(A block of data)
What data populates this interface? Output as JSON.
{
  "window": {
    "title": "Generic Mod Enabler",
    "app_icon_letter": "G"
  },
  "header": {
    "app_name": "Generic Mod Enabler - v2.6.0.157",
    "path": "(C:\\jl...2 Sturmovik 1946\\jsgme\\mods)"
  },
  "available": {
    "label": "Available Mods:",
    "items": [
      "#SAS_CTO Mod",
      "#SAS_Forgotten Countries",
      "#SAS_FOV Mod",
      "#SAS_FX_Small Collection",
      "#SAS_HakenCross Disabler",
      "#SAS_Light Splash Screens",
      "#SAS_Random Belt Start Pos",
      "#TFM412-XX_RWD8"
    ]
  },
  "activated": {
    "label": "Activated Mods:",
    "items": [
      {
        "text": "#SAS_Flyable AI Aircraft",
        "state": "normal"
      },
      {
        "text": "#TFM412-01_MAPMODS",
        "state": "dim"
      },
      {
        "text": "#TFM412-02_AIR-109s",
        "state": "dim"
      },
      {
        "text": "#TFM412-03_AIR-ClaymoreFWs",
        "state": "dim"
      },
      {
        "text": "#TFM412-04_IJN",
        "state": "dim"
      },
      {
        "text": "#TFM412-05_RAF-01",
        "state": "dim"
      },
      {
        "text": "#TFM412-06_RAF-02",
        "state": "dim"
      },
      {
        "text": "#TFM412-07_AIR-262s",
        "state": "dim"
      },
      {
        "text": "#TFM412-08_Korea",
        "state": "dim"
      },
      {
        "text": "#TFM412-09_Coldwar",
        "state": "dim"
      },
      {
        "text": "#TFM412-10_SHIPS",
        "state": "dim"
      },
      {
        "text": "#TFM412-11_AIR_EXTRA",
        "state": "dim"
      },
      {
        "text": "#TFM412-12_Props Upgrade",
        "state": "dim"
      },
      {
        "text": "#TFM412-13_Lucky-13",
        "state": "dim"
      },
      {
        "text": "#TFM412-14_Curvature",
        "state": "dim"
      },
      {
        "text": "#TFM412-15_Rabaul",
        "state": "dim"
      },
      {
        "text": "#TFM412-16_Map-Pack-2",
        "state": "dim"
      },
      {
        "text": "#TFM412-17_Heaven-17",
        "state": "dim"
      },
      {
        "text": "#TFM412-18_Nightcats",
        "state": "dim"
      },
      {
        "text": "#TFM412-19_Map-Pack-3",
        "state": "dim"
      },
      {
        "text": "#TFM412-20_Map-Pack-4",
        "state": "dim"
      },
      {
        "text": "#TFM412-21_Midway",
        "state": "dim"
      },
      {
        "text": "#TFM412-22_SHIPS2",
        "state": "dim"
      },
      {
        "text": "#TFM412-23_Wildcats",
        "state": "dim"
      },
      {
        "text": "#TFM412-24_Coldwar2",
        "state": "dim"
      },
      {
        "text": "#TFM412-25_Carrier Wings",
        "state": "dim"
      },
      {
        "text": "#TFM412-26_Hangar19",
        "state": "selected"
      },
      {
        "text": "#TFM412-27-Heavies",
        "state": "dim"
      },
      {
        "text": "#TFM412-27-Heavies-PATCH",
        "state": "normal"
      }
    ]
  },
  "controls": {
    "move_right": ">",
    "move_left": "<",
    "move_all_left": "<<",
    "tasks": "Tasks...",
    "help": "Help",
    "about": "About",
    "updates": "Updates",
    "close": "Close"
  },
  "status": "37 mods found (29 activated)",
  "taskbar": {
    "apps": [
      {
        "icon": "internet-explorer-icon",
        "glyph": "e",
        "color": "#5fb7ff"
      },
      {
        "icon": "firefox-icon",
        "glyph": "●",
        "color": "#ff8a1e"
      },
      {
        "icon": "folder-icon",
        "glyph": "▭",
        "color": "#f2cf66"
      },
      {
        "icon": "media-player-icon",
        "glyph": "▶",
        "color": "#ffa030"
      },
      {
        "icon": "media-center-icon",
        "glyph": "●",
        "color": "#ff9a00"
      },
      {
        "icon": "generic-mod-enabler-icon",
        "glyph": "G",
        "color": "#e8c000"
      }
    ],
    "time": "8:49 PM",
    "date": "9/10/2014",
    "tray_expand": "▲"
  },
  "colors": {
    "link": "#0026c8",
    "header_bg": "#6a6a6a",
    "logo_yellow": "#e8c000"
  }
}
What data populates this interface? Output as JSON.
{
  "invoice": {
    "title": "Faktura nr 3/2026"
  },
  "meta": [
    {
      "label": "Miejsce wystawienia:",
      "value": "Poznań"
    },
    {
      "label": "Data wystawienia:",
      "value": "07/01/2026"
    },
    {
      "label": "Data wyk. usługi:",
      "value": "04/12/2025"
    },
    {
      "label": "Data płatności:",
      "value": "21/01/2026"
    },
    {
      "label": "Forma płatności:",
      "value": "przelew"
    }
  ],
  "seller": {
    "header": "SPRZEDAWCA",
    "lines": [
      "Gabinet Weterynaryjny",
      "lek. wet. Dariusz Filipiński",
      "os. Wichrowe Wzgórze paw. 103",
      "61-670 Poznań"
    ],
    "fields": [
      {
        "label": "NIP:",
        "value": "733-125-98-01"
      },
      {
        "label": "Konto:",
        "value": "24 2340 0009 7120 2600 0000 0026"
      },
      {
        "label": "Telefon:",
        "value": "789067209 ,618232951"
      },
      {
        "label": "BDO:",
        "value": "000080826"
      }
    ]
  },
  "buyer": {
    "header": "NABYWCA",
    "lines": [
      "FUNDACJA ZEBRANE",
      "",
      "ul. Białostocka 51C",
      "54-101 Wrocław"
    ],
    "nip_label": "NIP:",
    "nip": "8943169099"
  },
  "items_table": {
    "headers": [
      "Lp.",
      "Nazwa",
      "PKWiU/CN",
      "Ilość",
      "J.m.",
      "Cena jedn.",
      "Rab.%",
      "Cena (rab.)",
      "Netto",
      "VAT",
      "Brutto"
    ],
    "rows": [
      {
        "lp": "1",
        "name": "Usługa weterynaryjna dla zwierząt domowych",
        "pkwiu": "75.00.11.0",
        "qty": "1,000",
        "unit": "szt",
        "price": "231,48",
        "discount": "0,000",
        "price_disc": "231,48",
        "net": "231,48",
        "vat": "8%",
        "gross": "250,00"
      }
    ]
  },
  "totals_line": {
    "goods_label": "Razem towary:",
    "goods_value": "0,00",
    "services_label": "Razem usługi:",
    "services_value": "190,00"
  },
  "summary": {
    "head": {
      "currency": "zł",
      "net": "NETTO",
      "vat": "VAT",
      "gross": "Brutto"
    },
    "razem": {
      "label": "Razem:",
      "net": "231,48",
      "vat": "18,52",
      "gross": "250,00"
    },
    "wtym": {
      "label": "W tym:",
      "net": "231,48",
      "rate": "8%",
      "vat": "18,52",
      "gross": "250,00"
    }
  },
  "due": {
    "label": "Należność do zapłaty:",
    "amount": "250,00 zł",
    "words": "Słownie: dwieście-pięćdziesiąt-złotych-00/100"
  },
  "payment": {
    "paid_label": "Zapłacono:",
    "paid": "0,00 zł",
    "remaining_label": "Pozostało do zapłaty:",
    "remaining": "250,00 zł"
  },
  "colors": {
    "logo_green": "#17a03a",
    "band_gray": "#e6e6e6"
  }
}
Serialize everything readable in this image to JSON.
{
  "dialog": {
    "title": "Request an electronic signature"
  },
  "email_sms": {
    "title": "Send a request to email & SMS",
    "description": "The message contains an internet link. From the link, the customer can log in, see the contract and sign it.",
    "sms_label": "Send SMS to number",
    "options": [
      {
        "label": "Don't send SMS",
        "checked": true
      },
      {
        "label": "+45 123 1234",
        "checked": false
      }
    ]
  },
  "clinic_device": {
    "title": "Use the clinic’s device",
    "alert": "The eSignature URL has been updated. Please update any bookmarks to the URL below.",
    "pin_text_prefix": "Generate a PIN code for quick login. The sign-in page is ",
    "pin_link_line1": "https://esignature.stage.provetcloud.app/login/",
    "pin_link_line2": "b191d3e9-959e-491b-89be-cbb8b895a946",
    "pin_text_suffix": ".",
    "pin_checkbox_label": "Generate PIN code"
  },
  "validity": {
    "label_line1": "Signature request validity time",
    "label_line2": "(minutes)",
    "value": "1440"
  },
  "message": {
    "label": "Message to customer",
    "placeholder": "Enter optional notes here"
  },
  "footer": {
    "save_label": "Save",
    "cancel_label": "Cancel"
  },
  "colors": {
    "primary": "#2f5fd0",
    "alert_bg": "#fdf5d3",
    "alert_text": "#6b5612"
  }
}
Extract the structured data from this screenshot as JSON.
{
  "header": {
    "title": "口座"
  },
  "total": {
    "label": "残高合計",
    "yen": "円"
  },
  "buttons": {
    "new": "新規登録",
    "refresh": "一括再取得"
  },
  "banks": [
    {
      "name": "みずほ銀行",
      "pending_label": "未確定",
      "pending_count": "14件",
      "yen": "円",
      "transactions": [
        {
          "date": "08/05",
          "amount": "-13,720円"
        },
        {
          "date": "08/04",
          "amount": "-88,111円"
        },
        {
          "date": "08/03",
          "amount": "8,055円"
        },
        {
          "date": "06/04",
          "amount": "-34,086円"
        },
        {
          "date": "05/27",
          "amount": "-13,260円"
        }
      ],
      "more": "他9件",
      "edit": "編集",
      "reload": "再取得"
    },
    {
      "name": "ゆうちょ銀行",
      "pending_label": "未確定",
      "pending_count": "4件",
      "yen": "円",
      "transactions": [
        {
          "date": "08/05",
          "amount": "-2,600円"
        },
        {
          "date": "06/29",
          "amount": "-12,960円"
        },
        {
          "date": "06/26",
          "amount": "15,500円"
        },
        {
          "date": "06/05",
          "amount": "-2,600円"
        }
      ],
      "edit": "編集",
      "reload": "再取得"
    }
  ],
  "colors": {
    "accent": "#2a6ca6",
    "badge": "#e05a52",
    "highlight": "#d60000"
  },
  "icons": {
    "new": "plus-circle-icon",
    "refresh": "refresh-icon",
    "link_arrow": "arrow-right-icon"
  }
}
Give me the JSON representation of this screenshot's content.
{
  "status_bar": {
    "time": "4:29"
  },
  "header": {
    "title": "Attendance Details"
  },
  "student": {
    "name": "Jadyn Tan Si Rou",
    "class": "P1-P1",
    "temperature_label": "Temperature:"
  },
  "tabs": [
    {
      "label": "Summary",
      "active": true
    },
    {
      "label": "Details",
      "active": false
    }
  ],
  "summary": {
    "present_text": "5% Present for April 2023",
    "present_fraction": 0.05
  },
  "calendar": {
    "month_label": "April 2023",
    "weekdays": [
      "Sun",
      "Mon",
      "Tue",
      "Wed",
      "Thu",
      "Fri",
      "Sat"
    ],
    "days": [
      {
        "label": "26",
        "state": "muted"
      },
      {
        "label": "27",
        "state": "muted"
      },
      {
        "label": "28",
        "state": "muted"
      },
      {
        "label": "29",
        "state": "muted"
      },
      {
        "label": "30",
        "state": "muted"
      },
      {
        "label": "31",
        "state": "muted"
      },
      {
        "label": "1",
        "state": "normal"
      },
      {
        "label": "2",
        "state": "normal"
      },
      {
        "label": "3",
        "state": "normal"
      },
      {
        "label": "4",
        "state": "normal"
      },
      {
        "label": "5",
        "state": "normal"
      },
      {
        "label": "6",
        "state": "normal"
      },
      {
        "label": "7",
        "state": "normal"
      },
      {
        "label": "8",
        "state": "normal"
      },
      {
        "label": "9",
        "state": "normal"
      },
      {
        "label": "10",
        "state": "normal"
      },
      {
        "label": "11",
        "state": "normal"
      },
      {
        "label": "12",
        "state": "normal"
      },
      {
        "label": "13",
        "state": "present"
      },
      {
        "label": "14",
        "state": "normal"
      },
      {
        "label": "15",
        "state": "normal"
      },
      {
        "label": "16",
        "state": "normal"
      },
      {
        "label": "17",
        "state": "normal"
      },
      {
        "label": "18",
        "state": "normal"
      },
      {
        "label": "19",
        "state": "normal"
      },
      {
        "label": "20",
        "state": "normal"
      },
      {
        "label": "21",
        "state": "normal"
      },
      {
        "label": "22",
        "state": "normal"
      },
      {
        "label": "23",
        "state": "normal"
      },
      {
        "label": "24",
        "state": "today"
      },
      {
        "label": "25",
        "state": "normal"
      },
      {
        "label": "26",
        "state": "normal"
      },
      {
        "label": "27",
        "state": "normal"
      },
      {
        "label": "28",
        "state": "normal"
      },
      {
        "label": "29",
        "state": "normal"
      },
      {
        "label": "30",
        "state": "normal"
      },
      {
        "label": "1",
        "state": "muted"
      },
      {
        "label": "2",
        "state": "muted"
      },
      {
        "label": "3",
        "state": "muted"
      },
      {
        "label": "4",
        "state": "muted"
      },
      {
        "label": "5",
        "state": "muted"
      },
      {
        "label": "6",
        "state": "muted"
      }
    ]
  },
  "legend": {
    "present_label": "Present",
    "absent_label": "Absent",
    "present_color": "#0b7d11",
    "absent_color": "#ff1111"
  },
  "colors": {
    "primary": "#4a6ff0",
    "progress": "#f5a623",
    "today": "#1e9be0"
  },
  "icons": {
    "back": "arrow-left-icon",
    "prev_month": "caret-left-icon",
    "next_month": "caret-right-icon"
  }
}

DESCRIPTION OF THE TASK: Gather all lines with the string "refresh" from the data.

EXPECTED OUTPUT:
    "refresh": "一括再取得"
    "refresh": "refresh-icon",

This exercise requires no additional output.